Exercise description
Search the data for the string "marker" and extract every line where it appears.

(Extracted data entries)
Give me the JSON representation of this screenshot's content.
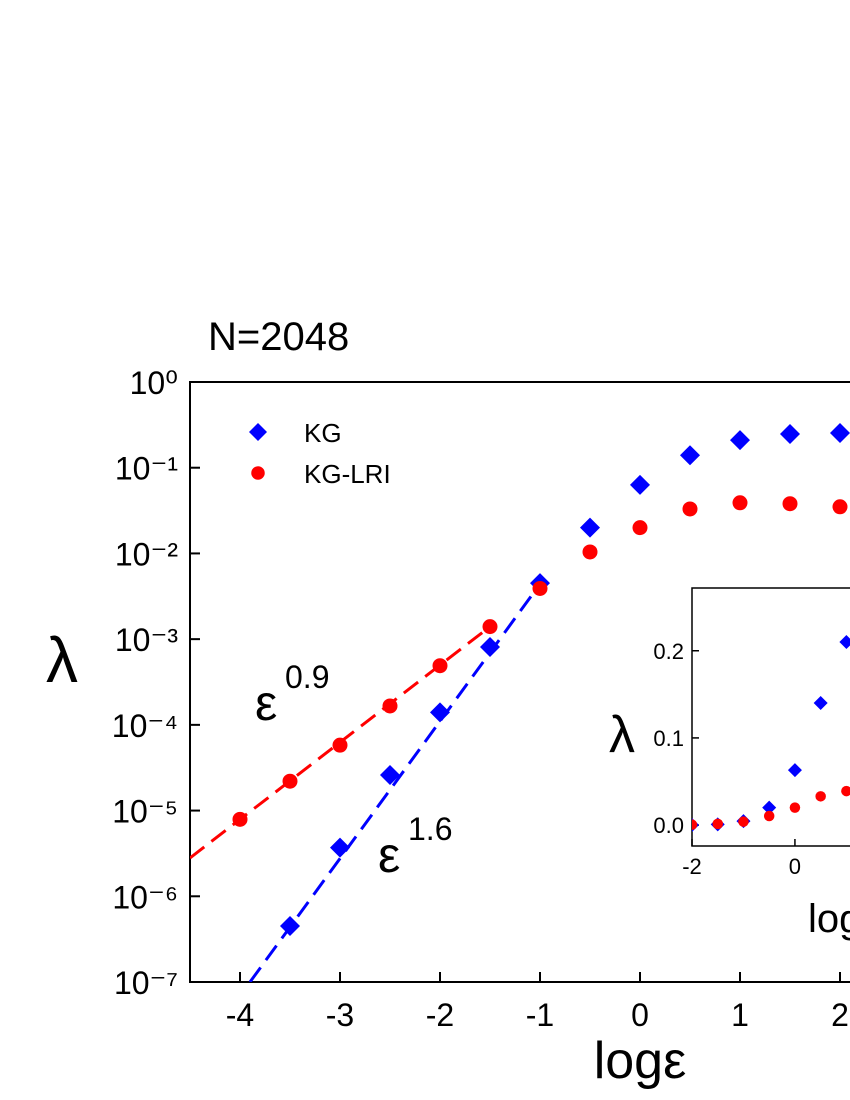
{
  "chart_data": {
    "type": "scatter",
    "title": "N=2048",
    "xlabel": "logε",
    "ylabel": "λ",
    "x": [
      -4,
      -3.5,
      -3,
      -2.5,
      -2,
      -1.5,
      -1,
      -0.5,
      0,
      0.5,
      1,
      1.5,
      2
    ],
    "xlim": [
      -4.5,
      2.1
    ],
    "ylim": [
      1e-07,
      1
    ],
    "yscale": "log",
    "xticks": [
      -4,
      -3,
      -2,
      -1,
      0,
      1,
      2
    ],
    "yticks": [
      {
        "value": 1e-07,
        "label": "10⁻⁷"
      },
      {
        "value": 1e-06,
        "label": "10⁻⁶"
      },
      {
        "value": 1e-05,
        "label": "10⁻⁵"
      },
      {
        "value": 0.0001,
        "label": "10⁻⁴"
      },
      {
        "value": 0.001,
        "label": "10⁻³"
      },
      {
        "value": 0.01,
        "label": "10⁻²"
      },
      {
        "value": 0.1,
        "label": "10⁻¹"
      },
      {
        "value": 1,
        "label": "10⁰"
      }
    ],
    "legend": "upper left",
    "series": [
      {
        "name": "KG",
        "color": "#0000ff",
        "marker": "diamond",
        "values": [
          null,
          4.5e-07,
          3.7e-06,
          2.6e-05,
          0.00014,
          0.00081,
          0.0045,
          0.02,
          0.063,
          0.14,
          0.21,
          0.247,
          0.254
        ]
      },
      {
        "name": "KG-LRI",
        "color": "#ff0000",
        "marker": "circle",
        "values": [
          7.9e-06,
          2.2e-05,
          5.8e-05,
          0.000166,
          0.00049,
          0.0014,
          0.0039,
          0.0104,
          0.02,
          0.033,
          0.039,
          0.038,
          0.035
        ]
      }
    ],
    "fits": [
      {
        "color": "#ff0000",
        "x": [
          -4.5,
          -1.5
        ],
        "y": [
          2.8e-06,
          0.0014
        ],
        "label": "ε",
        "exponent": "0.9"
      },
      {
        "color": "#0000ff",
        "x": [
          -3.9,
          -1.0
        ],
        "y": [
          1e-07,
          0.0044
        ],
        "label": "ε",
        "exponent": "1.6"
      }
    ],
    "inset": {
      "xlabel": "logε",
      "ylabel": "λ",
      "xlim": [
        -2,
        1.07
      ],
      "ylim": [
        -0.024,
        0.272
      ],
      "xticks": [
        -2,
        0
      ],
      "yticks": [
        {
          "value": 0,
          "label": "0.0"
        },
        0.1,
        0.2
      ]
    }
  }
}
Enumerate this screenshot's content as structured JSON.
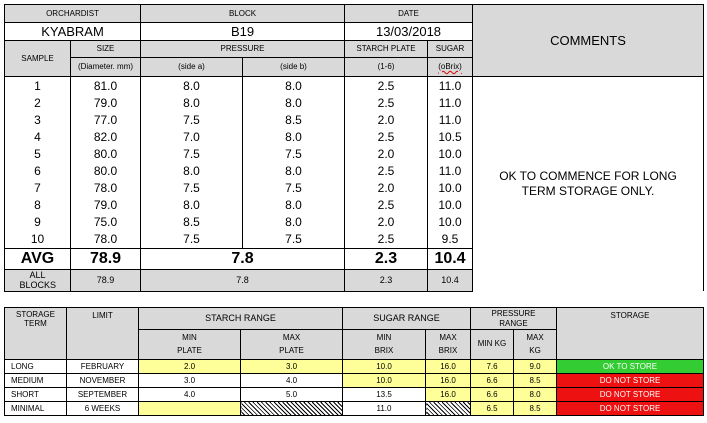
{
  "header": {
    "orchardist_label": "ORCHARDIST",
    "block_label": "BLOCK",
    "date_label": "DATE",
    "orchardist": "KYABRAM",
    "block": "B19",
    "date": "13/03/2018",
    "comments_label": "COMMENTS",
    "sample_label": "SAMPLE",
    "size_label": "SIZE",
    "pressure_label": "PRESSURE",
    "starch_label": "STARCH PLATE",
    "sugar_label": "SUGAR",
    "size_unit": "(Diameter. mm)",
    "side_a": "(side a)",
    "side_b": "(side b)",
    "starch_unit": "(1-6)",
    "sugar_unit": "(oBrix)"
  },
  "samples": [
    {
      "n": "1",
      "size": "81.0",
      "a": "8.0",
      "b": "8.0",
      "starch": "2.5",
      "sugar": "11.0"
    },
    {
      "n": "2",
      "size": "79.0",
      "a": "8.0",
      "b": "8.0",
      "starch": "2.5",
      "sugar": "11.0"
    },
    {
      "n": "3",
      "size": "77.0",
      "a": "7.5",
      "b": "8.5",
      "starch": "2.0",
      "sugar": "11.0"
    },
    {
      "n": "4",
      "size": "82.0",
      "a": "7.0",
      "b": "8.0",
      "starch": "2.5",
      "sugar": "10.5"
    },
    {
      "n": "5",
      "size": "80.0",
      "a": "7.5",
      "b": "7.5",
      "starch": "2.0",
      "sugar": "10.0"
    },
    {
      "n": "6",
      "size": "80.0",
      "a": "8.0",
      "b": "8.0",
      "starch": "2.5",
      "sugar": "11.0"
    },
    {
      "n": "7",
      "size": "78.0",
      "a": "7.5",
      "b": "7.5",
      "starch": "2.0",
      "sugar": "10.0"
    },
    {
      "n": "8",
      "size": "79.0",
      "a": "8.0",
      "b": "8.0",
      "starch": "2.5",
      "sugar": "10.0"
    },
    {
      "n": "9",
      "size": "75.0",
      "a": "8.5",
      "b": "8.0",
      "starch": "2.0",
      "sugar": "10.0"
    },
    {
      "n": "10",
      "size": "78.0",
      "a": "7.5",
      "b": "7.5",
      "starch": "2.5",
      "sugar": "9.5"
    }
  ],
  "comment": "OK TO COMMENCE FOR LONG TERM STORAGE ONLY.",
  "avg": {
    "label": "AVG",
    "size": "78.9",
    "pressure": "7.8",
    "starch": "2.3",
    "sugar": "10.4"
  },
  "all_blocks": {
    "label": "ALL BLOCKS",
    "size": "78.9",
    "pressure": "7.8",
    "starch": "2.3",
    "sugar": "10.4"
  },
  "storage_table": {
    "headers": {
      "storage_term": "STORAGE TERM",
      "limit": "LIMIT",
      "starch_range": "STARCH RANGE",
      "sugar_range": "SUGAR RANGE",
      "pressure_range": "PRESSURE RANGE",
      "storage": "STORAGE",
      "min_plate": "MIN PLATE",
      "max_plate": "MAX PLATE",
      "min_brix": "MIN BRIX",
      "max_brix": "MAX BRIX",
      "min_kg": "MIN KG",
      "max_kg": "MAX KG"
    },
    "rows": [
      {
        "term": "LONG",
        "limit": "FEBRUARY",
        "min_plate": "2.0",
        "max_plate": "3.0",
        "min_brix": "10.0",
        "max_brix": "16.0",
        "min_kg": "7.6",
        "max_kg": "9.0",
        "storage": "OK TO STORE"
      },
      {
        "term": "MEDIUM",
        "limit": "NOVEMBER",
        "min_plate": "3.0",
        "max_plate": "4.0",
        "min_brix": "10.0",
        "max_brix": "16.0",
        "min_kg": "6.6",
        "max_kg": "8.5",
        "storage": "DO NOT STORE"
      },
      {
        "term": "SHORT",
        "limit": "SEPTEMBER",
        "min_plate": "4.0",
        "max_plate": "5.0",
        "min_brix": "13.5",
        "max_brix": "16.0",
        "min_kg": "6.6",
        "max_kg": "8.0",
        "storage": "DO NOT STORE"
      },
      {
        "term": "MINIMAL",
        "limit": "6 WEEKS",
        "min_plate": "",
        "max_plate": "",
        "min_brix": "11.0",
        "max_brix": "",
        "min_kg": "6.5",
        "max_kg": "8.5",
        "storage": "DO NOT STORE"
      }
    ]
  },
  "colors": {
    "ok": "#33cc33",
    "bad": "#ee1111",
    "highlight": "#ffff99",
    "header_bg": "#d9d9d9"
  }
}
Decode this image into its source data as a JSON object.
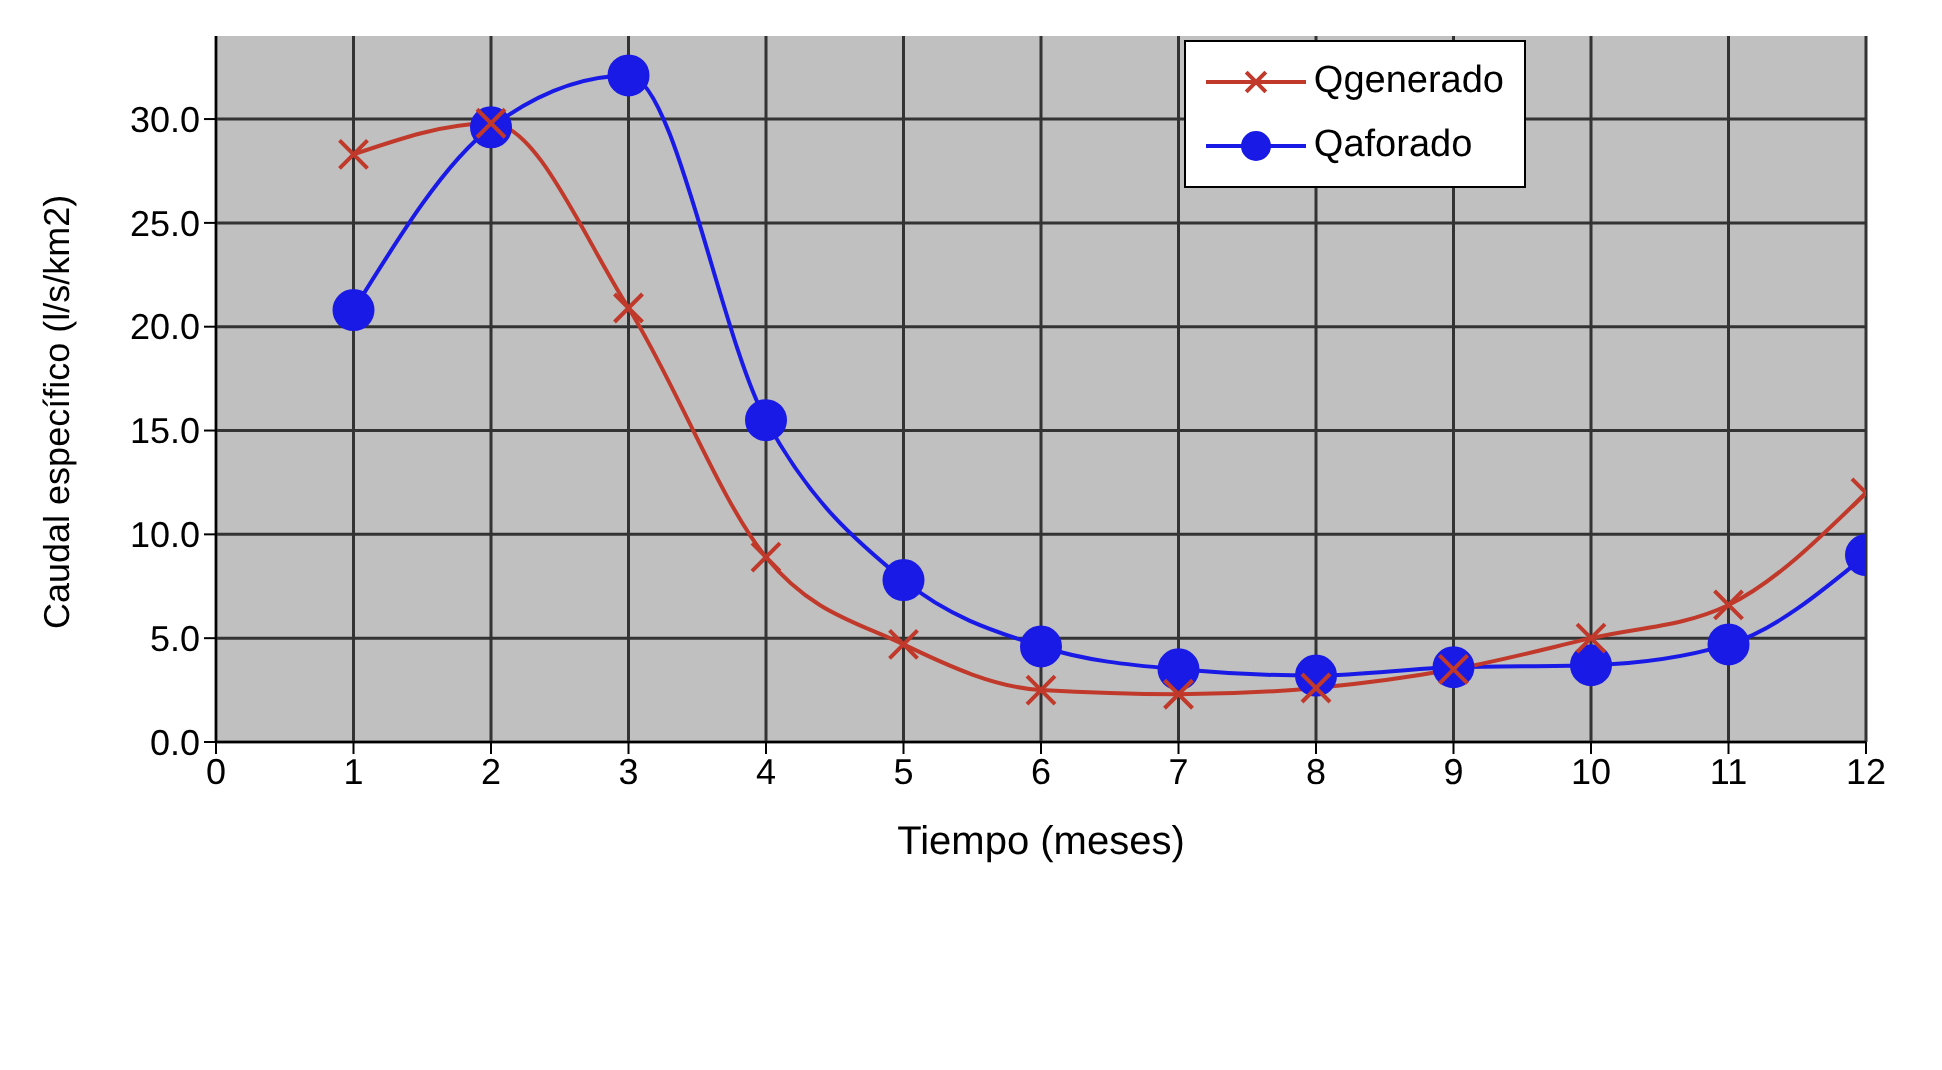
{
  "chart_data": {
    "type": "line",
    "xlabel": "Tiempo (meses)",
    "ylabel": "Caudal específico (l/s/km2)",
    "x": [
      1,
      2,
      3,
      4,
      5,
      6,
      7,
      8,
      9,
      10,
      11,
      12
    ],
    "series": [
      {
        "name": "Qgenerado",
        "color": "#c0392b",
        "marker": "cross",
        "values": [
          28.3,
          29.8,
          20.9,
          8.9,
          4.7,
          2.5,
          2.3,
          2.6,
          3.5,
          5.0,
          6.6,
          12.0
        ]
      },
      {
        "name": "Qaforado",
        "color": "#1a1ae6",
        "marker": "circle",
        "values": [
          20.8,
          29.6,
          32.1,
          15.5,
          7.8,
          4.6,
          3.5,
          3.2,
          3.6,
          3.7,
          4.7,
          9.0
        ]
      }
    ],
    "xlim": [
      0,
      12
    ],
    "xticks": [
      0,
      1,
      2,
      3,
      4,
      5,
      6,
      7,
      8,
      9,
      10,
      11,
      12
    ],
    "ylim": [
      0,
      34
    ],
    "yticks": [
      {
        "value": 0,
        "label": "0.0"
      },
      {
        "value": 5,
        "label": "5.0"
      },
      {
        "value": 10,
        "label": "10.0"
      },
      {
        "value": 15,
        "label": "15.0"
      },
      {
        "value": 20,
        "label": "20.0"
      },
      {
        "value": 25,
        "label": "25.0"
      },
      {
        "value": 30,
        "label": "30.0"
      }
    ],
    "grid": true,
    "legend": "top right",
    "line_style": "solid"
  }
}
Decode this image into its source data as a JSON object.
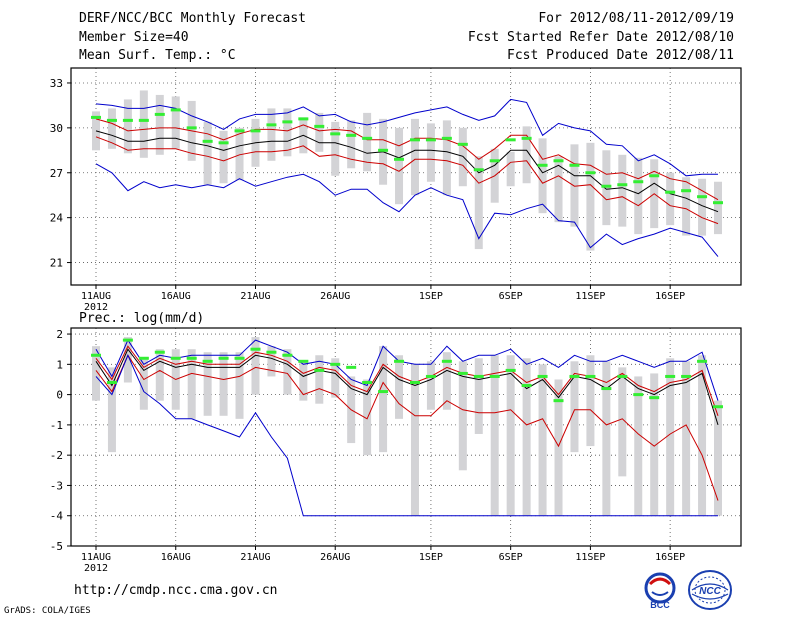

Task solution
        "marker": "diamond",
        "marker": "circle",
        "marker": "cross",
        "marker": "circle",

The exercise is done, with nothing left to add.